_Your goal_
Copy each line of the entries that contains the word "запирания".

_Available data_
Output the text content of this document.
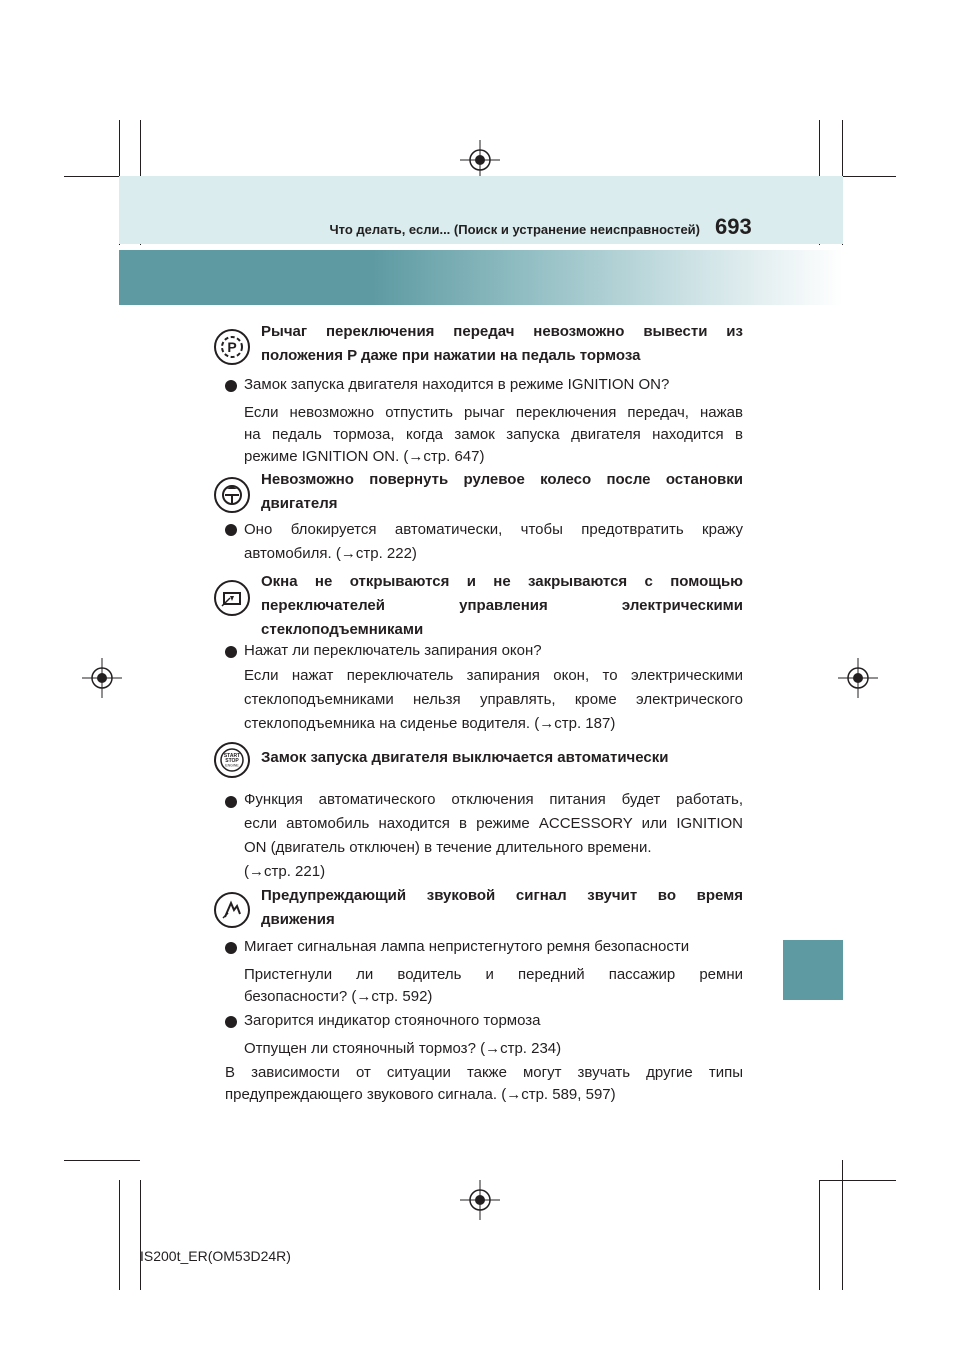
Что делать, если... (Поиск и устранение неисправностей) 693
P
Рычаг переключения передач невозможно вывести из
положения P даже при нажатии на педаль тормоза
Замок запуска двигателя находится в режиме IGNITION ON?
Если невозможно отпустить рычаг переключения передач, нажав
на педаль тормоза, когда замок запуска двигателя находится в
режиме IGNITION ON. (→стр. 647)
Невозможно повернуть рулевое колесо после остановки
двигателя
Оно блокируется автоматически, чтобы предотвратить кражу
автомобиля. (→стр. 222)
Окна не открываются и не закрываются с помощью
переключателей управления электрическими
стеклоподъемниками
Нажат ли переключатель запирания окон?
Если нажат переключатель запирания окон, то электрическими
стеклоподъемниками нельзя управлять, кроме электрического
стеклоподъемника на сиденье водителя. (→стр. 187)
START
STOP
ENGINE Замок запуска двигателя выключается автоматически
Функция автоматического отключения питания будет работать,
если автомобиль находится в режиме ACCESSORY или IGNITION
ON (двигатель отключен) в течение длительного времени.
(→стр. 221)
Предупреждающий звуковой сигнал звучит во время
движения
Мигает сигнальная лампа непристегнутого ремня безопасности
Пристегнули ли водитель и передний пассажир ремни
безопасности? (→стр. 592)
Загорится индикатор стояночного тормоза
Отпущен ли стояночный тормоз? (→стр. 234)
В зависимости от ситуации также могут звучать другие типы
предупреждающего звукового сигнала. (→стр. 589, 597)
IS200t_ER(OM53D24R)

_Result_
Нажат ли переключатель запирания окон?
Если нажат переключатель запирания окон, то электрическими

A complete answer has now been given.